■ **DO THIS**
Emit the entire listing verbatim.

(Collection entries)

-=-=-

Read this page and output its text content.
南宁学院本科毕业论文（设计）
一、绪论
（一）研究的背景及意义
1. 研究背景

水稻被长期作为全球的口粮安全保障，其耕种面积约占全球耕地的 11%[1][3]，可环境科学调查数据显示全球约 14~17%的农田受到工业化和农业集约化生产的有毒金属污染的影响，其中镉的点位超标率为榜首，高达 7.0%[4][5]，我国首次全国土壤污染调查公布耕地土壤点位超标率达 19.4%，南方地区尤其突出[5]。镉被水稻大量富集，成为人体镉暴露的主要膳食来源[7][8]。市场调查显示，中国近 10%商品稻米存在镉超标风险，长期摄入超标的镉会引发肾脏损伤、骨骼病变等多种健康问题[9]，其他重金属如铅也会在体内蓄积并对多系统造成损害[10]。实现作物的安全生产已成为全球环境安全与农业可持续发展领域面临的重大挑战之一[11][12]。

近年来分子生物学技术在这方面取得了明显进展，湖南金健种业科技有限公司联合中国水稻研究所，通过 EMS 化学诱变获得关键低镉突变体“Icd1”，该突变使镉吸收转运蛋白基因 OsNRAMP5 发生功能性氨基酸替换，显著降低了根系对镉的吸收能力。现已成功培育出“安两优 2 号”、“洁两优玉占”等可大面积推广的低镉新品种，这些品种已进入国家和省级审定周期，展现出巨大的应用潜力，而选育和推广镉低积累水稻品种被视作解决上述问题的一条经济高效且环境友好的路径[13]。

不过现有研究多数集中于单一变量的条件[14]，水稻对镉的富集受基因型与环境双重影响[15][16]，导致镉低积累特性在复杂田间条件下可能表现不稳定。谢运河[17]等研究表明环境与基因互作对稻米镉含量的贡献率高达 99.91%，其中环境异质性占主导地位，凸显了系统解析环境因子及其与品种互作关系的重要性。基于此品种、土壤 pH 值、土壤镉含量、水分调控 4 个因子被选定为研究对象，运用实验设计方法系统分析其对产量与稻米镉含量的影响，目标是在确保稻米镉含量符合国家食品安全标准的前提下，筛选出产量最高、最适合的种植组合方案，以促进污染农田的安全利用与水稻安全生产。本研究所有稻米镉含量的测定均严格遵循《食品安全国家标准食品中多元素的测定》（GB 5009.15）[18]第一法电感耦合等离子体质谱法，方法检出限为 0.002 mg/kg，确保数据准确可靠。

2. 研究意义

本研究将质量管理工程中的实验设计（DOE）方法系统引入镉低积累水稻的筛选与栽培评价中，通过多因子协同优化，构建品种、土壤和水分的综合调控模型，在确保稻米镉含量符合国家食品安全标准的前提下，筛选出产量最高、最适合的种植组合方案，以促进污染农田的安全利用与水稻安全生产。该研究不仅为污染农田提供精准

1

-=-=-

■ **RESULT OF THE EXERCISE**
Read this page and output its text content.
南宁学院本科毕业论文（设计）
一、绪论
（一）研究的背景及意义
1. 研究背景

水稻被长期作为全球的口粮安全保障，其耕种面积约占全球耕地的 11%[1][3]，可环境科学调查数据显示全球约 14~17%的农田受到工业化和农业集约化生产的有毒金属污染的影响，其中镉的点位超标率为榜首，高达 7.0%[4][5]，我国首次全国土壤污染调查公布耕地土壤点位超标率达 19.4%，南方地区尤其突出[5]。镉被水稻大量富集，成为人体镉暴露的主要膳食来源[7][8]。市场调查显示，中国近 10%商品稻米存在镉超标风险，长期摄入超标的镉会引发肾脏损伤、骨骼病变等多种健康问题[9]，其他重金属如铅也会在体内蓄积并对多系统造成损害[10]。实现作物的安全生产已成为全球环境安全与农业可持续发展领域面临的重大挑战之一[11][12]。

近年来分子生物学技术在这方面取得了明显进展，湖南金健种业科技有限公司联合中国水稻研究所，通过 EMS 化学诱变获得关键低镉突变体“Icd1”，该突变使镉吸收转运蛋白基因 OsNRAMP5 发生功能性氨基酸替换，显著降低了根系对镉的吸收能力。现已成功培育出“安两优 2 号”、“洁两优玉占”等可大面积推广的低镉新品种，这些品种已进入国家和省级审定周期，展现出巨大的应用潜力，而选育和推广镉低积累水稻品种被视作解决上述问题的一条经济高效且环境友好的路径[13]。

不过现有研究多数集中于单一变量的条件[14]，水稻对镉的富集受基因型与环境双重影响[15][16]，导致镉低积累特性在复杂田间条件下可能表现不稳定。谢运河[17]等研究表明环境与基因互作对稻米镉含量的贡献率高达 99.91%，其中环境异质性占主导地位，凸显了系统解析环境因子及其与品种互作关系的重要性。基于此品种、土壤 pH 值、土壤镉含量、水分调控 4 个因子被选定为研究对象，运用实验设计方法系统分析其对产量与稻米镉含量的影响，目标是在确保稻米镉含量符合国家食品安全标准的前提下，筛选出产量最高、最适合的种植组合方案，以促进污染农田的安全利用与水稻安全生产。本研究所有稻米镉含量的测定均严格遵循《食品安全国家标准食品中多元素的测定》（GB 5009.15）[18]第一法电感耦合等离子体质谱法，方法检出限为 0.002 mg/kg，确保数据准确可靠。

2. 研究意义

本研究将质量管理工程中的实验设计（DOE）方法系统引入镉低积累水稻的筛选与栽培评价中，通过多因子协同优化，构建品种、土壤和水分的综合调控模型，在确保稻米镉含量符合国家食品安全标准的前提下，筛选出产量最高、最适合的种植组合方案，以促进污染农田的安全利用与水稻安全生产。该研究不仅为污染农田提供精准

1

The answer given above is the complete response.